Material:
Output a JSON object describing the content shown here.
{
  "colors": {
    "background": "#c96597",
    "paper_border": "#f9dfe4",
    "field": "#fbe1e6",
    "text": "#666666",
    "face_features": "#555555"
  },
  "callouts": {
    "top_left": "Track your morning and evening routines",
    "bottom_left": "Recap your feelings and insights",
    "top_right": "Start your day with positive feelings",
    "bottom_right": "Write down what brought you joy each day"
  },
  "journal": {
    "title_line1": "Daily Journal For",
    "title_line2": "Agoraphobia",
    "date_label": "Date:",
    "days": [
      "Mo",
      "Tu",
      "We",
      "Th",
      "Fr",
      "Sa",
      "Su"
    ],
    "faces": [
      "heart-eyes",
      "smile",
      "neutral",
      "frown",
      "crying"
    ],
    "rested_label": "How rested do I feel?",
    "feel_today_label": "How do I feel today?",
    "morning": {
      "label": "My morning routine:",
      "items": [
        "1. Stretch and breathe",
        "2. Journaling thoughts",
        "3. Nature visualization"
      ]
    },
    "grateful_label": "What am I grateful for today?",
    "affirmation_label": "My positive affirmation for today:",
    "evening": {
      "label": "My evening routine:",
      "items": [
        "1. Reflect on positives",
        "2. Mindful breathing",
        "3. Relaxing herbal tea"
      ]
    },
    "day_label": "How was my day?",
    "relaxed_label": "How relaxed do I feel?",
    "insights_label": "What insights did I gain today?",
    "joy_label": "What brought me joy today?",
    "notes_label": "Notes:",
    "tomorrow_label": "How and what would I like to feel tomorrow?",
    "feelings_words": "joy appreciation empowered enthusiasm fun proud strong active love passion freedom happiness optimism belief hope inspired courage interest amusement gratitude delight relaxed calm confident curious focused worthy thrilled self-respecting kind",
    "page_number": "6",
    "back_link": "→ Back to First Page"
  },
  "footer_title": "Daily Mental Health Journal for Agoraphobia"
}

Given exercise: Among the lines of the records above, count those holding the string "Daily", and report only the number.

Exercise answer: 2